説明

建設現場用階段

本発明は、高層ビルを建設している間の建設現場において使用される移動可能なモジュール式の階段ユニットに関する。階段ユニットは、蹴上げとは別個の多数の階段用踏面を有し、上端と下端とを含む階段通行部と、階段通行部の上端、または、階段通行部のうち階段通行部の上端から一定距離の位置に連結された上側の踊り場と、階段通行部の下端、または、階段通行部のうち階段通行部の下端から一定距離の位置に連結された下側の踊り場とを備えている。各踊り場は、階段通行部の幅を超えて横方向に延びる部分を有し、これによって、階段ユニットがビルの外面に隣接して配置されたとき、踊り場がそれぞれビルの上側の階および下側の階の高さで内側へと延びるよう設計されている。また、使用状態において踊り場を上側および下側の階の床に取り外し可能に固定するための固定手段が設けられ、これによって、2つの階の高さの間に延びる階段通行部において、二重片持取付構造を提供することができる。

【発明の詳細な説明】
【技術分野】
【0001】
本発明は階段に関し、とりわけ、ビルを建設している間の建設現場における一時的な据付および使用に適した階段に関する。
【背景技術】
【0002】
一時的な階段は、しばしば、高層ビルを建設している間の建設現場において、建設作業員がビルのある1つの階からその他の階へと移動するために必要とされる。
【0003】
常置の階段が、しばしば、各階の床の厚板と同時に形成される。しかし、作業員が安全に使用することができる程度の質素な階段(例えばコンクリート鋳造による階段)を作ることは、現場における余分な建造、すなわち、手すり、滑り止め用の階段踏面の表面などの安全用部材を取り付けることを必要とする。さらに重要なこととして、常置の階段における階段開口部は、しばしばビルの中またはビルの端に配置されており、このため、ビルの建設作業が行われている間、作業員がビルのうち常置の階段が配置されている場所と異なる場所において作業を行っている場合、階段まで行くのに余分な移動時間が必要となる。ビルの階層間で材料を搬送する必要がある場合、離れた場所からのいくつかの移動が必要とされるので、このような不便さがさらに悪化される。
【0004】
工程を高速化し、ビル作業員により効率的な環境を提供するため、一時的な階段を、建設中のビルの数多くの場所に建てることができる。このような一時的な階段は、建設が完了したとき、または常置の階段が完成し安全に利用可能となったときに取り除かれる。
━━━━
設問 1
記録の冒頭から「- box-plots: [358, 98, 809, 357]」を含む行までの各行を、両端の行を含め、空行を除いた番号付きリストとして示してください。
本文と記録は互いに関連しておりません。
━━━━
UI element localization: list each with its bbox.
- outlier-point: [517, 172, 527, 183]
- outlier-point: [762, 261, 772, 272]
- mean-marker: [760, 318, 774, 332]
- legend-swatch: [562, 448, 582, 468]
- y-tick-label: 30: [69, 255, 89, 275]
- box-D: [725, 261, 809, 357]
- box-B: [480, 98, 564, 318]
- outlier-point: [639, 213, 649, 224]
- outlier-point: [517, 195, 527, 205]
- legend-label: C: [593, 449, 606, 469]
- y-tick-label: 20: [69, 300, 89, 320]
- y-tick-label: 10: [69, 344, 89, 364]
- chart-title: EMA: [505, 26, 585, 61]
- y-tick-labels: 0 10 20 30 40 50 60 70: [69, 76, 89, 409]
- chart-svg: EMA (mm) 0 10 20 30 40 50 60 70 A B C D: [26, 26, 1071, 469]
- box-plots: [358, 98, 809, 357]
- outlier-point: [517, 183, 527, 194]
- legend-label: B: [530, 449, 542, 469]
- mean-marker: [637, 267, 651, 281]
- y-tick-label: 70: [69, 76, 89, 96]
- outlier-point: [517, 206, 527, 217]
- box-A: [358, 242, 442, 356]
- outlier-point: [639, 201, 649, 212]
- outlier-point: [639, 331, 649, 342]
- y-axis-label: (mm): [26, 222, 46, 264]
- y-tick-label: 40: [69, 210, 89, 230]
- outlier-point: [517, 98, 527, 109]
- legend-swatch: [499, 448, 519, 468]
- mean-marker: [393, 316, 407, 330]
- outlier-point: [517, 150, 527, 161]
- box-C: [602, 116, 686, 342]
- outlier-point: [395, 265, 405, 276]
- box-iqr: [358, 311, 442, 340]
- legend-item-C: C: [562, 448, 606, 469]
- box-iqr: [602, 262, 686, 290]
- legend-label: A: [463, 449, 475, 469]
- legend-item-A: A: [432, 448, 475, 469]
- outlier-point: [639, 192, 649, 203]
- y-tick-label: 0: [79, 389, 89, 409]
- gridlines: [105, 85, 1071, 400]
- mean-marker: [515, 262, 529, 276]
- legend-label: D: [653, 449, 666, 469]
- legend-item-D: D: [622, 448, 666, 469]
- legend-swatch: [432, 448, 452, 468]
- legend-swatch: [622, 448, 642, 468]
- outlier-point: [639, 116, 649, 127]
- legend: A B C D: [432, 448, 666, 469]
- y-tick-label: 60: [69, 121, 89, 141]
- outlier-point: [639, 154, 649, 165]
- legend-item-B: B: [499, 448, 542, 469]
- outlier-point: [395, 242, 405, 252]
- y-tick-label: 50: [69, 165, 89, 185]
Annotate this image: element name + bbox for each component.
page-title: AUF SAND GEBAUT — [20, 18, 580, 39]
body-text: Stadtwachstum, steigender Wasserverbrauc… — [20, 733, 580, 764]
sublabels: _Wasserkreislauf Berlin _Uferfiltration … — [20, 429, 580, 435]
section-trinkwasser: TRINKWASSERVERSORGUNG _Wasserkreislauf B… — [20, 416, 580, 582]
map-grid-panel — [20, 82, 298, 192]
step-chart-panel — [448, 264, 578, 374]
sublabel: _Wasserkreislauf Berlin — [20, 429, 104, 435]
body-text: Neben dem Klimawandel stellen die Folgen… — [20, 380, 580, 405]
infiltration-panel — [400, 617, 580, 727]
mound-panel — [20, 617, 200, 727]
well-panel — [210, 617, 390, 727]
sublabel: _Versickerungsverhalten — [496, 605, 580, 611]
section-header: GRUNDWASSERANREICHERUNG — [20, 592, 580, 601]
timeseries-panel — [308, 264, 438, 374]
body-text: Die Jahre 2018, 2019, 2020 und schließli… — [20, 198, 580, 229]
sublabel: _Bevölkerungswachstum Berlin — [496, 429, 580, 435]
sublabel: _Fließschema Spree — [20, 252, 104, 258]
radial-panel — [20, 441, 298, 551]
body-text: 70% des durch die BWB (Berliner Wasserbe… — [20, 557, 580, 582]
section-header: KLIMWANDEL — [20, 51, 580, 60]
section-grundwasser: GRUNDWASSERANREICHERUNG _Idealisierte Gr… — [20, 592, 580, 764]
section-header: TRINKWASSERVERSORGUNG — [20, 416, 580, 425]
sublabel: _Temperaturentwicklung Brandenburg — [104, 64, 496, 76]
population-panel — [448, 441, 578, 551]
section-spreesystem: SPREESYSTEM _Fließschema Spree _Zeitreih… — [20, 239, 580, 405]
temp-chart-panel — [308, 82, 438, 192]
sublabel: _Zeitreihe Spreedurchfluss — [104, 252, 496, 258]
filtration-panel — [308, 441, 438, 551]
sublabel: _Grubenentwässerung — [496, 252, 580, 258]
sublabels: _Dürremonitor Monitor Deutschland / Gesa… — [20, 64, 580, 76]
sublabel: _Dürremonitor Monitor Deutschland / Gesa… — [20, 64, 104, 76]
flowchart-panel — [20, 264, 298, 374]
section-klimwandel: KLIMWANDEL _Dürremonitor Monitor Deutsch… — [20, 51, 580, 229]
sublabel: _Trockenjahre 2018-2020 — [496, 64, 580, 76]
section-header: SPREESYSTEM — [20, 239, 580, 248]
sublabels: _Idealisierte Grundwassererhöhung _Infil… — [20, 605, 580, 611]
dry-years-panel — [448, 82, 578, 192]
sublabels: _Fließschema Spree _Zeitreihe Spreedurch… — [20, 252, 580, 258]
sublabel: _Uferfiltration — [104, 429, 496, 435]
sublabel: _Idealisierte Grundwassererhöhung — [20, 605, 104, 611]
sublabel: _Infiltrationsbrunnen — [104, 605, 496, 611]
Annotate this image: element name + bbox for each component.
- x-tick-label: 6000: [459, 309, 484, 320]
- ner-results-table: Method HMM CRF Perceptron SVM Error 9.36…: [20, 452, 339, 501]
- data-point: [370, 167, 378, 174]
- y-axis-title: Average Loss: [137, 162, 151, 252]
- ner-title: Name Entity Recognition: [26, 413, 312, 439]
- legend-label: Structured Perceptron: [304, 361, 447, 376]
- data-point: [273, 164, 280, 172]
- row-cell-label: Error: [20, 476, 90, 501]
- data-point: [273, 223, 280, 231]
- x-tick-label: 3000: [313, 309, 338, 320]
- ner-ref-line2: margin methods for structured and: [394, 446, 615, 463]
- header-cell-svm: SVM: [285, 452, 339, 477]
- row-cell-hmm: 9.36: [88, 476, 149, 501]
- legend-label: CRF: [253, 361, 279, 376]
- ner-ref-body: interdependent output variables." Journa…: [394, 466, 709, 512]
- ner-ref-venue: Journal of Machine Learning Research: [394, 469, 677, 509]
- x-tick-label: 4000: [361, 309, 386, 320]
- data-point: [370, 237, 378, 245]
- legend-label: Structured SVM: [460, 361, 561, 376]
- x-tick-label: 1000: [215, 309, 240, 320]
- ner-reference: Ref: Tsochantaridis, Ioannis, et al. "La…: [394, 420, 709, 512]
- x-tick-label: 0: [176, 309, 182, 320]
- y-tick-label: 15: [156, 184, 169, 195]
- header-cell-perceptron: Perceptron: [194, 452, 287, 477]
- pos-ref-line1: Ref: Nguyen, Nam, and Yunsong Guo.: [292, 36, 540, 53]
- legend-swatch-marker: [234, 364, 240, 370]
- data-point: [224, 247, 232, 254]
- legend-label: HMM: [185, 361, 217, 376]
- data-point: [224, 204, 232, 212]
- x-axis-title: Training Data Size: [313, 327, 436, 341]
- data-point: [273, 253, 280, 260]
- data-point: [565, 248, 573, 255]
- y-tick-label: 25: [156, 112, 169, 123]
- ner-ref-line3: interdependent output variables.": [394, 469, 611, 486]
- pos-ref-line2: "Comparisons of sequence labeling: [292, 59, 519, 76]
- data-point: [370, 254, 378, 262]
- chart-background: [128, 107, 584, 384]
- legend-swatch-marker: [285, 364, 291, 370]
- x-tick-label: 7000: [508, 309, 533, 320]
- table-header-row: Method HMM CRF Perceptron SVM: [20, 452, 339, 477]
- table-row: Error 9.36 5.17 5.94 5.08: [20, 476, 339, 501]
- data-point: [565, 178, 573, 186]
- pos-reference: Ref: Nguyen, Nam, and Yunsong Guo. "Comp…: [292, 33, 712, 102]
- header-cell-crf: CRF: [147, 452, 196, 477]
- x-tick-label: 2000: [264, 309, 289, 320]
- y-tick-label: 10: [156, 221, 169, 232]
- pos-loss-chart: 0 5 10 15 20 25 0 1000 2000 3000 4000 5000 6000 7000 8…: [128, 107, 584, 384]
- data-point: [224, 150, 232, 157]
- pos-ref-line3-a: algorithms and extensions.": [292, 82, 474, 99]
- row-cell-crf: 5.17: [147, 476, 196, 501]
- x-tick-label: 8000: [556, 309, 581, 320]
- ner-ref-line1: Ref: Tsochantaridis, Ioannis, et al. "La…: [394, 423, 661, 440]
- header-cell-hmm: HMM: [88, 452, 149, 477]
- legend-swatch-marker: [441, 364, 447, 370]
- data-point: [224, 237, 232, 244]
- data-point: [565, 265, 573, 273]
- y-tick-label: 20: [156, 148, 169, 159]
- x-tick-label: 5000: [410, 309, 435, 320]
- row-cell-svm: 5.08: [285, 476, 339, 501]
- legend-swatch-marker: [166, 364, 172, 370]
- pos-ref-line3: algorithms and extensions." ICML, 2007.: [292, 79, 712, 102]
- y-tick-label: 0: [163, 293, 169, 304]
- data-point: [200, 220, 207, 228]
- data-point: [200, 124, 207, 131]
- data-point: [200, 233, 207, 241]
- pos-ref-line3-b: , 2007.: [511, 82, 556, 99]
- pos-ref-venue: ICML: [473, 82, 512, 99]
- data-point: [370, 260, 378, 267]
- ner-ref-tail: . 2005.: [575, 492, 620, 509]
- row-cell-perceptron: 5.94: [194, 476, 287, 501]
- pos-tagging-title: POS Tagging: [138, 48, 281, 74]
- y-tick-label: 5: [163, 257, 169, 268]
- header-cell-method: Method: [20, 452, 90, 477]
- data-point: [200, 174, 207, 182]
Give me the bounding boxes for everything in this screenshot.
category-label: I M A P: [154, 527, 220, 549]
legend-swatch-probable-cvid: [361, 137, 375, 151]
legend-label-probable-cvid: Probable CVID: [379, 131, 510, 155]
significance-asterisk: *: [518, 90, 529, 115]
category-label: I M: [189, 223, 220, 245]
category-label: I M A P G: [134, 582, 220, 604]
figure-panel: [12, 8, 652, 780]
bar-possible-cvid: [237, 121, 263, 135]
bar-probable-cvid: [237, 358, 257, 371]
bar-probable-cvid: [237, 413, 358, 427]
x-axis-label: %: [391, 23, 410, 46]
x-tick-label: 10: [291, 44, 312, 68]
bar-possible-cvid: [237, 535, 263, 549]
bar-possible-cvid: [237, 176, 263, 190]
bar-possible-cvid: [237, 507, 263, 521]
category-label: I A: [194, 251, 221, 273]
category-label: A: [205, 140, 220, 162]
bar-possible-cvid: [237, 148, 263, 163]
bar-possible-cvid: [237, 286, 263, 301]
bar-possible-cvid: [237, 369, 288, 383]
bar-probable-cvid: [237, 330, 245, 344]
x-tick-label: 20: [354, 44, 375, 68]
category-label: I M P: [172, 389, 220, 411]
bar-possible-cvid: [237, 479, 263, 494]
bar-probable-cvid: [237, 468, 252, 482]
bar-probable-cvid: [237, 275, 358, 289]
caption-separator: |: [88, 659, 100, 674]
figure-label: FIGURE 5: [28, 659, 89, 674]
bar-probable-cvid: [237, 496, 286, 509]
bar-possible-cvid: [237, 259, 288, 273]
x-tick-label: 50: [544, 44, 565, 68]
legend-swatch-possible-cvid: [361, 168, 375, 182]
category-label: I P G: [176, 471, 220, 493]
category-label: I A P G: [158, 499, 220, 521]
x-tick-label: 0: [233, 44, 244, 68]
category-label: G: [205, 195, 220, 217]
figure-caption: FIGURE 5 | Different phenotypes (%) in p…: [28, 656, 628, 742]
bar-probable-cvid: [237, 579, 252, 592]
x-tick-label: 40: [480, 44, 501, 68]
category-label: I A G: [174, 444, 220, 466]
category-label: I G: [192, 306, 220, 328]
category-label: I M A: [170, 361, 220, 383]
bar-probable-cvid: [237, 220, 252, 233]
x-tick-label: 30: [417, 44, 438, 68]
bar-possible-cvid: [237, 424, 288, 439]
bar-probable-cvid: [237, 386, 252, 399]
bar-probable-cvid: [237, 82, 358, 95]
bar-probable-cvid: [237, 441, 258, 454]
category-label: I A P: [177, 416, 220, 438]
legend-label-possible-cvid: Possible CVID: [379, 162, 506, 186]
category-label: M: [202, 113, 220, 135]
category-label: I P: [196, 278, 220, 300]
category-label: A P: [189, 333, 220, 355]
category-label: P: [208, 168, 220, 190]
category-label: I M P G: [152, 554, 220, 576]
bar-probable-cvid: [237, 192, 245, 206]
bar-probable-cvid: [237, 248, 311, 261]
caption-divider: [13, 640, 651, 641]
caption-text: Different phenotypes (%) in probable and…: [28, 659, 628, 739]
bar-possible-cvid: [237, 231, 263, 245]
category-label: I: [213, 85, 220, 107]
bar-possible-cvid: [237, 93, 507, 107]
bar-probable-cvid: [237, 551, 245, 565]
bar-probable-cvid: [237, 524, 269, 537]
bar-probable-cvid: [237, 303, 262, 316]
━━━━
設問 2
本文のうち「常置の階段が、しばしば」で始まる段落を、主要な事実を保ったまま、より簡潔に書き直してください。

正答 1
1. UI element localization: list each with its bbox.
2. - outlier-point: [517, 172, 527, 183]
3. - outlier-point: [762, 261, 772, 272]
4. - mean-marker: [760, 318, 774, 332]
5. - legend-swatch: [562, 448, 582, 468]
6. - y-tick-label: 30: [69, 255, 89, 275]
7. - box-D: [725, 261, 809, 357]
8. - box-B: [480, 98, 564, 318]
9. - outlier-point: [639, 213, 649, 224]
10. - outlier-point: [517, 195, 527, 205]
11. - legend-label: C: [593, 449, 606, 469]
12. - y-tick-label: 20: [69, 300, 89, 320]
13. - y-tick-label: 10: [69, 344, 89, 364]
14. - chart-title: EMA: [505, 26, 585, 61]
15. - y-tick-labels: 0 10 20 30 40 50 60 70: [69, 76, 89, 409]
16. - chart-svg: EMA (mm) 0 10 20 30 40 50 60 70 A B C D: [26, 26, 1071, 469]
17. - box-plots: [358, 98, 809, 357]

正答 2
常置の階段は各階の床の厚板と同時に形成されることが多いものの、作業員が安全に使用できるようにするには、手すりや滑り止め用の階段踏面の表面などの安全用部材を現場で追加して取り付ける必要があります。さらに、常置の階段の開口部はビルの中や端に配置されることが多いため、別の場所で作業する作業員には階段までの余分な移動時間が必要となります。階層間で材料を搬送する場合には、この不便さが一層大きくなります。